___ DATA SHOWN ___
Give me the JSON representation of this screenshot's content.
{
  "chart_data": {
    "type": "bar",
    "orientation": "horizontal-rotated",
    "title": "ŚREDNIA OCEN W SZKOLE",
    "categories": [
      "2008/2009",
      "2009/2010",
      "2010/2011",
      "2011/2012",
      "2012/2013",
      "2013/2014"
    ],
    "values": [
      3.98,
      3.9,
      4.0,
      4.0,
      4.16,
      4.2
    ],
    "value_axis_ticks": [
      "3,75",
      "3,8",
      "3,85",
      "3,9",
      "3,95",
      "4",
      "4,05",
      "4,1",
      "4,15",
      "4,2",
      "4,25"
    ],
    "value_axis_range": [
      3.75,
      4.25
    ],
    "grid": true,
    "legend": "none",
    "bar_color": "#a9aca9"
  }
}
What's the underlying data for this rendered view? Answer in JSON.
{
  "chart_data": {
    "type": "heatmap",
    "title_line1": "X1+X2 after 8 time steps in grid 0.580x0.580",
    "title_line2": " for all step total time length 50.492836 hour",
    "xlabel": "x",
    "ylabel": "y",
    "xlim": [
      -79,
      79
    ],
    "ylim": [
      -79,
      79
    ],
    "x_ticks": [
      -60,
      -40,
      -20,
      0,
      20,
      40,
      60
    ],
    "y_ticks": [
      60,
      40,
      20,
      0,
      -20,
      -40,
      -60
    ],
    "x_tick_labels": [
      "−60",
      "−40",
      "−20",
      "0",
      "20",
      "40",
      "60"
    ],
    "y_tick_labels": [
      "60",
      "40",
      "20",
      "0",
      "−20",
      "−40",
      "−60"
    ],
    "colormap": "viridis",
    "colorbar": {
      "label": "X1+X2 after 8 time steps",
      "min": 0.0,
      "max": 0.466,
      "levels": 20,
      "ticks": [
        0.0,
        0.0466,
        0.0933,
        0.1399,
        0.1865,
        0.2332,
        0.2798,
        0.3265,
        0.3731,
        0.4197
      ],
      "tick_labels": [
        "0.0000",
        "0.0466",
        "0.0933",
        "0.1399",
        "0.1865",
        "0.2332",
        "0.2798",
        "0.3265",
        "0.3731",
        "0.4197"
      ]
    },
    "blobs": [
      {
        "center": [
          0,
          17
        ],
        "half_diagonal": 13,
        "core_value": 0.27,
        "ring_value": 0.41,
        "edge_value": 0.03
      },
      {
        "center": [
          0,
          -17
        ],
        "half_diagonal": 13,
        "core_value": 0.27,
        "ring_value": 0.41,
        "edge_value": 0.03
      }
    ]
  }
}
___
» WORK REQUIRED:
From the records above, copy every line that holds the word "steps".

» ANSWER TO THIS EXERCISE:
    "title_line1": "X1+X2 after 8 time steps in grid 0.580x0.580",
      "label": "X1+X2 after 8 time steps",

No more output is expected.